▸ WHAT TO WORK ON:
Output every entry exactly, from the first line to the last.

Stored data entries

□ □ □

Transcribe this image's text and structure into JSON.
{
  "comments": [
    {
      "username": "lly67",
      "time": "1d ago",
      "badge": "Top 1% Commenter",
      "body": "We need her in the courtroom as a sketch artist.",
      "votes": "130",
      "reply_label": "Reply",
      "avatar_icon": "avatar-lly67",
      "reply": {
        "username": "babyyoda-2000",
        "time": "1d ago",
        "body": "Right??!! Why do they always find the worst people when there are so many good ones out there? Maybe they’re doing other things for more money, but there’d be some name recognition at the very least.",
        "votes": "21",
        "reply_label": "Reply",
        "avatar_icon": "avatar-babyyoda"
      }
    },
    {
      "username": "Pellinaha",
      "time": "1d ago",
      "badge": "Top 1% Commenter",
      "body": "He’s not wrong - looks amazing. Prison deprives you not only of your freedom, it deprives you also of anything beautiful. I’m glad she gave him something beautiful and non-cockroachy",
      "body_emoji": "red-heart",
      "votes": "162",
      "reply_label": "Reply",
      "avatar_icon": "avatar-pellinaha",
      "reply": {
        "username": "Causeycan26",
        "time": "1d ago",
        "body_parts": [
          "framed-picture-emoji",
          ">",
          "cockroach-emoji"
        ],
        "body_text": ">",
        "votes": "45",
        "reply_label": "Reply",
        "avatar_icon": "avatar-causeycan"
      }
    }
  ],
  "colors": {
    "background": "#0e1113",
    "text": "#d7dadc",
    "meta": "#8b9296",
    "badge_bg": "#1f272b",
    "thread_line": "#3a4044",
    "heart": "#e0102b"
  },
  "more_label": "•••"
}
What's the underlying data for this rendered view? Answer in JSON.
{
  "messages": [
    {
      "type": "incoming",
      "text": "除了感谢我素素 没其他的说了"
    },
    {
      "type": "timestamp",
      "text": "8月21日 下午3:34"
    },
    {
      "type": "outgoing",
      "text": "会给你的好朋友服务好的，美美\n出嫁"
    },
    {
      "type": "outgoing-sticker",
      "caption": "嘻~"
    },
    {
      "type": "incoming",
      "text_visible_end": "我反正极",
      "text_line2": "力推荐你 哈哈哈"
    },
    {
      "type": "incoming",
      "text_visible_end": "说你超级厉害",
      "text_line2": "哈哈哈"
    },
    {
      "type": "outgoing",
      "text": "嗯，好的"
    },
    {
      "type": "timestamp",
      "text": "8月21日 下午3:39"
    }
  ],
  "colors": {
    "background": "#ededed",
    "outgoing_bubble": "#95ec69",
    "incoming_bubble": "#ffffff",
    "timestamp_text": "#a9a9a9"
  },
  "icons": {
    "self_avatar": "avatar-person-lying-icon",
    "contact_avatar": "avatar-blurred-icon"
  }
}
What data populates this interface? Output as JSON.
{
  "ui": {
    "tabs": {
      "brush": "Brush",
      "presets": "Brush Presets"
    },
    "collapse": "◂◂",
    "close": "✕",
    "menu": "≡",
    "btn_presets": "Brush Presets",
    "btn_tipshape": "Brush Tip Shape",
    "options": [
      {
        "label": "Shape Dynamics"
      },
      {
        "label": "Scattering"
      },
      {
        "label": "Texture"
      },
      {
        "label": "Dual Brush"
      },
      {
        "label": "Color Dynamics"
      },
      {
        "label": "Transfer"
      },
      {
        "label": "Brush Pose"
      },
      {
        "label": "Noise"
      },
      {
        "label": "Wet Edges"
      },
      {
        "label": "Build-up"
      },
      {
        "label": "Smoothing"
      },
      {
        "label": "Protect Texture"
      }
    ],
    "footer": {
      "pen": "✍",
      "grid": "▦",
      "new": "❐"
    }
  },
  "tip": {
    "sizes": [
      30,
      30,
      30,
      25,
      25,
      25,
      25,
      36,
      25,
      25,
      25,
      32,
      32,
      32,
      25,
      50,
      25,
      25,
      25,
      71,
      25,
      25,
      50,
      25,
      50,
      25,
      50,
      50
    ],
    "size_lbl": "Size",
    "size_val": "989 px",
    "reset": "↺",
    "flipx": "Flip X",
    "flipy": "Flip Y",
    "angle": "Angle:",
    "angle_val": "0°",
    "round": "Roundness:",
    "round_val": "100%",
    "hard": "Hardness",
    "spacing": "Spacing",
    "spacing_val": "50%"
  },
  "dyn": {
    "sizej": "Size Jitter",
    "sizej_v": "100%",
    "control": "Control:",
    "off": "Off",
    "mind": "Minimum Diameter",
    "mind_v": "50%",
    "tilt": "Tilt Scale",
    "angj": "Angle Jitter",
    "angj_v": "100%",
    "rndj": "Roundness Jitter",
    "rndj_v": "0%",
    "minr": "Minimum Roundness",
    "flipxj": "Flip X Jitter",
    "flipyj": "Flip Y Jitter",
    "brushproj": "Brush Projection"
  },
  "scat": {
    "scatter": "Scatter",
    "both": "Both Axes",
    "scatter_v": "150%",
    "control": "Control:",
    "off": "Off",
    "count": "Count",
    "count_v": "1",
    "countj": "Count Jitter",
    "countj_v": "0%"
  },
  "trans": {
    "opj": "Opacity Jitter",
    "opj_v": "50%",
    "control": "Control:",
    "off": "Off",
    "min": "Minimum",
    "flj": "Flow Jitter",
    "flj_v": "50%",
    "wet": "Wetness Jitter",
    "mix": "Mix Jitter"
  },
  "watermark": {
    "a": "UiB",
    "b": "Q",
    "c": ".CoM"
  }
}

□ □ □

▸ TASK OUTPUT:
Transcribe this image's text and structure into JSON.
{
  "comments": [
    {
      "username": "lly67",
      "time": "1d ago",
      "badge": "Top 1% Commenter",
      "body": "We need her in the courtroom as a sketch artist.",
      "votes": "130",
      "reply_label": "Reply",
      "avatar_icon": "avatar-lly67",
      "reply": {
        "username": "babyyoda-2000",
        "time": "1d ago",
        "body": "Right??!! Why do they always find the worst people when there are so many good ones out there? Maybe they’re doing other things for more money, but there’d be some name recognition at the very least.",
        "votes": "21",
        "reply_label": "Reply",
        "avatar_icon": "avatar-babyyoda"
      }
    },
    {
      "username": "Pellinaha",
      "time": "1d ago",
      "badge": "Top 1% Commenter",
      "body": "He’s not wrong - looks amazing. Prison deprives you not only of your freedom, it deprives you also of anything beautiful. I’m glad she gave him something beautiful and non-cockroachy",
      "body_emoji": "red-heart",
      "votes": "162",
      "reply_label": "Reply",
      "avatar_icon": "avatar-pellinaha",
      "reply": {
        "username": "Causeycan26",
        "time": "1d ago",
        "body_parts": [
          "framed-picture-emoji",
          ">",
          "cockroach-emoji"
        ],
        "body_text": ">",
        "votes": "45",
        "reply_label": "Reply",
        "avatar_icon": "avatar-causeycan"
      }
    }
  ],
  "colors": {
    "background": "#0e1113",
    "text": "#d7dadc",
    "meta": "#8b9296",
    "badge_bg": "#1f272b",
    "thread_line": "#3a4044",
    "heart": "#e0102b"
  },
  "more_label": "•••"
}
What's the underlying data for this rendered view? Answer in JSON.
{
  "messages": [
    {
      "type": "incoming",
      "text": "除了感谢我素素 没其他的说了"
    },
    {
      "type": "timestamp",
      "text": "8月21日 下午3:34"
    },
    {
      "type": "outgoing",
      "text": "会给你的好朋友服务好的，美美\n出嫁"
    },
    {
      "type": "outgoing-sticker",
      "caption": "嘻~"
    },
    {
      "type": "incoming",
      "text_visible_end": "我反正极",
      "text_line2": "力推荐你 哈哈哈"
    },
    {
      "type": "incoming",
      "text_visible_end": "说你超级厉害",
      "text_line2": "哈哈哈"
    },
    {
      "type": "outgoing",
      "text": "嗯，好的"
    },
    {
      "type": "timestamp",
      "text": "8月21日 下午3:39"
    }
  ],
  "colors": {
    "background": "#ededed",
    "outgoing_bubble": "#95ec69",
    "incoming_bubble": "#ffffff",
    "timestamp_text": "#a9a9a9"
  },
  "icons": {
    "self_avatar": "avatar-person-lying-icon",
    "contact_avatar": "avatar-blurred-icon"
  }
}
What data populates this interface? Output as JSON.
{
  "ui": {
    "tabs": {
      "brush": "Brush",
      "presets": "Brush Presets"
    },
    "collapse": "◂◂",
    "close": "✕",
    "menu": "≡",
    "btn_presets": "Brush Presets",
    "btn_tipshape": "Brush Tip Shape",
    "options": [
      {
        "label": "Shape Dynamics"
      },
      {
        "label": "Scattering"
      },
      {
        "label": "Texture"
      },
      {
        "label": "Dual Brush"
      },
      {
        "label": "Color Dynamics"
      },
      {
        "label": "Transfer"
      },
      {
        "label": "Brush Pose"
      },
      {
        "label": "Noise"
      },
      {
        "label": "Wet Edges"
      },
      {
        "label": "Build-up"
      },
      {
        "label": "Smoothing"
      },
      {
        "label": "Protect Texture"
      }
    ],
    "footer": {
      "pen": "✍",
      "grid": "▦",
      "new": "❐"
    }
  },
  "tip": {
    "sizes": [
      30,
      30,
      30,
      25,
      25,
      25,
      25,
      36,
      25,
      25,
      25,
      32,
      32,
      32,
      25,
      50,
      25,
      25,
      25,
      71,
      25,
      25,
      50,
      25,
      50,
      25,
      50,
      50
    ],
    "size_lbl": "Size",
    "size_val": "989 px",
    "reset": "↺",
    "flipx": "Flip X",
    "flipy": "Flip Y",
    "angle": "Angle:",
    "angle_val": "0°",
    "round": "Roundness:",
    "round_val": "100%",
    "hard": "Hardness",
    "spacing": "Spacing",
    "spacing_val": "50%"
  },
  "dyn": {
    "sizej": "Size Jitter",
    "sizej_v": "100%",
    "control": "Control:",
    "off": "Off",
    "mind": "Minimum Diameter",
    "mind_v": "50%",
    "tilt": "Tilt Scale",
    "angj": "Angle Jitter",
    "angj_v": "100%",
    "rndj": "Roundness Jitter",
    "rndj_v": "0%",
    "minr": "Minimum Roundness",
    "flipxj": "Flip X Jitter",
    "flipyj": "Flip Y Jitter",
    "brushproj": "Brush Projection"
  },
  "scat": {
    "scatter": "Scatter",
    "both": "Both Axes",
    "scatter_v": "150%",
    "control": "Control:",
    "off": "Off",
    "count": "Count",
    "count_v": "1",
    "countj": "Count Jitter",
    "countj_v": "0%"
  },
  "trans": {
    "opj": "Opacity Jitter",
    "opj_v": "50%",
    "control": "Control:",
    "off": "Off",
    "min": "Minimum",
    "flj": "Flow Jitter",
    "flj_v": "50%",
    "wet": "Wetness Jitter",
    "mix": "Mix Jitter"
  },
  "watermark": {
    "a": "UiB",
    "b": "Q",
    "c": ".CoM"
  }
}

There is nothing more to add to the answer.